◆ **Stated goal**: Lines containing the word "screenshot" are the ones to copy from the records below.

◆ **Dataset**:
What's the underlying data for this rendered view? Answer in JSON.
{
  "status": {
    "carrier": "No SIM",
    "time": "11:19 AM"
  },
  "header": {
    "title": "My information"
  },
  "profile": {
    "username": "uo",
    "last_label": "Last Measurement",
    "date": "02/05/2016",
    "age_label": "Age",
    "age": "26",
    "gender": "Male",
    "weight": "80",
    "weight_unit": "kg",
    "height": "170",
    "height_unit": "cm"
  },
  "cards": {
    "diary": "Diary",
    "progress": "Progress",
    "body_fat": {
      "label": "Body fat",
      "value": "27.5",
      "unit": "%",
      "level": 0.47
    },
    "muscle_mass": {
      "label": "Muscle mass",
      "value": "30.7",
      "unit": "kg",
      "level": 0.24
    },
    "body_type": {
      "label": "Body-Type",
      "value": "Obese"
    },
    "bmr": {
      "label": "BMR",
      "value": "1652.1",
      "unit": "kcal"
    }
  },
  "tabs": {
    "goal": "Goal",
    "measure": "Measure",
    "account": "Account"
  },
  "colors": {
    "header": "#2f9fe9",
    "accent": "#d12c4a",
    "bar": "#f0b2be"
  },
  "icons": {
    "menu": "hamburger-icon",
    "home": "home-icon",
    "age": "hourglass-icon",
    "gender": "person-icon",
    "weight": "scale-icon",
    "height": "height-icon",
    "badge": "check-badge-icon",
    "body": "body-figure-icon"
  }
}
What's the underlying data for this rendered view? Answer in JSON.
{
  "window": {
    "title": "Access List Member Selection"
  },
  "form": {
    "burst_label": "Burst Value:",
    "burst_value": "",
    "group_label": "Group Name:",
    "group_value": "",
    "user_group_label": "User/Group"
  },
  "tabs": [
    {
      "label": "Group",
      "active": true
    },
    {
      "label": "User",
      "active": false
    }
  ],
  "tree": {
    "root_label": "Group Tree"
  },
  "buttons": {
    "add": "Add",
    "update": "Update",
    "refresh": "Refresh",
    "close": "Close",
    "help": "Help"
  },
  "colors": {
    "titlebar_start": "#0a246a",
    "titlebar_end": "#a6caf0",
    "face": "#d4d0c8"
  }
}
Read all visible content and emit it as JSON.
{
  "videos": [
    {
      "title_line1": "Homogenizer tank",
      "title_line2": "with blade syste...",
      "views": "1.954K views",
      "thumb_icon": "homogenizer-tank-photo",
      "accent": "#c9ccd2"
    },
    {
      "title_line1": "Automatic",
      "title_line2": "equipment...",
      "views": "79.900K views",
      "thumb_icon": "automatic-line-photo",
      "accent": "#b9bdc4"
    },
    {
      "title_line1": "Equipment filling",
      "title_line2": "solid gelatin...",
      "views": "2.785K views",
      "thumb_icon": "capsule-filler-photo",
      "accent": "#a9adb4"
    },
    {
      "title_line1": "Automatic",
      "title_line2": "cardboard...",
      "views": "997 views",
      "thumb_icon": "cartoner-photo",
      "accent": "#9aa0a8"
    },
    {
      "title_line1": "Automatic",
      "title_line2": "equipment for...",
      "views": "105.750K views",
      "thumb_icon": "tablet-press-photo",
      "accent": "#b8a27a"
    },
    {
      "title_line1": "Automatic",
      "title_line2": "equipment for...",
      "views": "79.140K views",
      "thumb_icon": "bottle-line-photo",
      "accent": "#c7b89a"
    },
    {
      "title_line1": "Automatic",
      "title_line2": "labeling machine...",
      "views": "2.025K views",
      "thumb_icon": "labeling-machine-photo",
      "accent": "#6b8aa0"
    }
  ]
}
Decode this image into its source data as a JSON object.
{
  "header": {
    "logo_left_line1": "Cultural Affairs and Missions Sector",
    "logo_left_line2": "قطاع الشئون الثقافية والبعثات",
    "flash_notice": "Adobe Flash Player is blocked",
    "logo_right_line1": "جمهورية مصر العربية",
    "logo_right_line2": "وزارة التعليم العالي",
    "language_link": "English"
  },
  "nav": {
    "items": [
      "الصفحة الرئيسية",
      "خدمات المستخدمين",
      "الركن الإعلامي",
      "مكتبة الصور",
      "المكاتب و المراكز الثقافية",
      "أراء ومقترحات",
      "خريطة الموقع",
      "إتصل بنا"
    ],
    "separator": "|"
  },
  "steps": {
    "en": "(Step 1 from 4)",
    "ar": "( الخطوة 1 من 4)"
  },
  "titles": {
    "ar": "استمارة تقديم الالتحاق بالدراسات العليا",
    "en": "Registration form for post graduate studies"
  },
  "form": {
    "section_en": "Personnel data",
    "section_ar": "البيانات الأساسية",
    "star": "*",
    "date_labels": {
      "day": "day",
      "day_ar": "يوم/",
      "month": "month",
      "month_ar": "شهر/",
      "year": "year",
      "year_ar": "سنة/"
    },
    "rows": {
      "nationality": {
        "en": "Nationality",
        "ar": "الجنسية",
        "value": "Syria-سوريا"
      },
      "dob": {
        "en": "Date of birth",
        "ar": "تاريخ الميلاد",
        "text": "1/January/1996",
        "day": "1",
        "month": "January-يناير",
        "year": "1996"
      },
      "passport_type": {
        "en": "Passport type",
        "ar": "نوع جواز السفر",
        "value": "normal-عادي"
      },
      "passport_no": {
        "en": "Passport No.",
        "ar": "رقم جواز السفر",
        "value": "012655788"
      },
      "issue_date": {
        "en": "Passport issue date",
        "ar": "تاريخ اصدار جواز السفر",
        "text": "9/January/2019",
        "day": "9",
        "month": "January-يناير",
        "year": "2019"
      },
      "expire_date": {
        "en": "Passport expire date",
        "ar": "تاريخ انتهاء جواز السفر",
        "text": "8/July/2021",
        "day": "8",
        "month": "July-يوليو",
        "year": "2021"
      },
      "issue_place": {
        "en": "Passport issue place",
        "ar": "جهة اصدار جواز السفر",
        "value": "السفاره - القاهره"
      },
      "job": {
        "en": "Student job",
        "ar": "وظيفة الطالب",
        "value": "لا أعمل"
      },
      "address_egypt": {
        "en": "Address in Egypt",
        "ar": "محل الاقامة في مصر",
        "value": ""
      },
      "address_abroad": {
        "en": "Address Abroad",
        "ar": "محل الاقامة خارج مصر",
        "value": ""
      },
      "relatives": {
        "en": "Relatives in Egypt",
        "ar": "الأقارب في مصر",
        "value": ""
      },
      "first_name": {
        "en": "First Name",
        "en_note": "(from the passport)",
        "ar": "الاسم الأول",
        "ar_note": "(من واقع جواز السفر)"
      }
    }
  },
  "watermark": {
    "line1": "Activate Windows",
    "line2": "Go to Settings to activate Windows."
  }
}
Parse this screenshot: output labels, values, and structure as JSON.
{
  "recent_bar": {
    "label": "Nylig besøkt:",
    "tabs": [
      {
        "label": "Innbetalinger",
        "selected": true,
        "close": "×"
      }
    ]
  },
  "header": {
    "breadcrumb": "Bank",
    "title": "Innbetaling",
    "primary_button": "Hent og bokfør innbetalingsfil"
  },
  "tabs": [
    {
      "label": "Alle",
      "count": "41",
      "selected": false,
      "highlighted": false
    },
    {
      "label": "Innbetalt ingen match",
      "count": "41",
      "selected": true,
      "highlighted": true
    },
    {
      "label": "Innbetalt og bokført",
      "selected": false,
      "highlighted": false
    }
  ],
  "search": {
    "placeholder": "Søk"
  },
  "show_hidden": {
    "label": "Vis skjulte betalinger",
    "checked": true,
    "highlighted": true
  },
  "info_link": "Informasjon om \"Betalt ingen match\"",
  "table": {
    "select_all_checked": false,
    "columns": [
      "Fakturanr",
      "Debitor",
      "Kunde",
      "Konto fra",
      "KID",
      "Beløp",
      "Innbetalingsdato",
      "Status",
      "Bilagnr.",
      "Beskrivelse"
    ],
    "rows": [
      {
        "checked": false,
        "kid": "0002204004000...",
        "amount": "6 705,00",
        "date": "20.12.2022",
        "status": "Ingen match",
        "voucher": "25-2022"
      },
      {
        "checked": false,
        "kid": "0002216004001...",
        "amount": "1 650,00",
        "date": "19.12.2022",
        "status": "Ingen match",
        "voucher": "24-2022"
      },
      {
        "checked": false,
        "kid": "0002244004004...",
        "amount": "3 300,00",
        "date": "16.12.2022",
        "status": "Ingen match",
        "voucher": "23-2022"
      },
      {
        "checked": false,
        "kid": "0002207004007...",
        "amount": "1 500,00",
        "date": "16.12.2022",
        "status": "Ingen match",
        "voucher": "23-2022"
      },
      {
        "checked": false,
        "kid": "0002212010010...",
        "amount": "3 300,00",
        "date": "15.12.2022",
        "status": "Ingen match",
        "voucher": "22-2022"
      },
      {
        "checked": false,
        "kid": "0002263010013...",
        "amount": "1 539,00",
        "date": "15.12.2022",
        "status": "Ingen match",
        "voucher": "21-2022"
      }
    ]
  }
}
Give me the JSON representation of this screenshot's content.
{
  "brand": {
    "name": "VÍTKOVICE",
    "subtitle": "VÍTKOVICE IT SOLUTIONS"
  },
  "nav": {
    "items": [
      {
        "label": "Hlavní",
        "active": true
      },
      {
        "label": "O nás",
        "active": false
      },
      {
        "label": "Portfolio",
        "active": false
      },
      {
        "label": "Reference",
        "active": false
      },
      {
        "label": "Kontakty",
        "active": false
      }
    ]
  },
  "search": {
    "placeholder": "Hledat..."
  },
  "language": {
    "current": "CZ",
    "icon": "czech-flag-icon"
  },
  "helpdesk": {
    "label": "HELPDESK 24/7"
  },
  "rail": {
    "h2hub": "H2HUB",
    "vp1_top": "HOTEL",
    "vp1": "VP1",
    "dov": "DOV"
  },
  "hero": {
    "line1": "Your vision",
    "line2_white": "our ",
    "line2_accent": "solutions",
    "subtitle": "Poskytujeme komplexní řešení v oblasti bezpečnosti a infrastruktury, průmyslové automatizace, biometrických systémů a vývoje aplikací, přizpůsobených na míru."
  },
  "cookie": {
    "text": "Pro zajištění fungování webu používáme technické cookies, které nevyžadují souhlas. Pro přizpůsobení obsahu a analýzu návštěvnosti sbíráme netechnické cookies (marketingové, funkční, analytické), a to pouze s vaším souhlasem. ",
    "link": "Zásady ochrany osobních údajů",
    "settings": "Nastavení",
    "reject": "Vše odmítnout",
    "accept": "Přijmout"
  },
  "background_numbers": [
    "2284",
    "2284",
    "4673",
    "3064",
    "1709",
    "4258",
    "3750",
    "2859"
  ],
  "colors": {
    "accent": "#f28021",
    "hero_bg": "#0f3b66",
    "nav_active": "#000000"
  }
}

◆ **Result of the exercise**:
Parse this screenshot: output labels, values, and structure as JSON.
Give me the JSON representation of this screenshot's content.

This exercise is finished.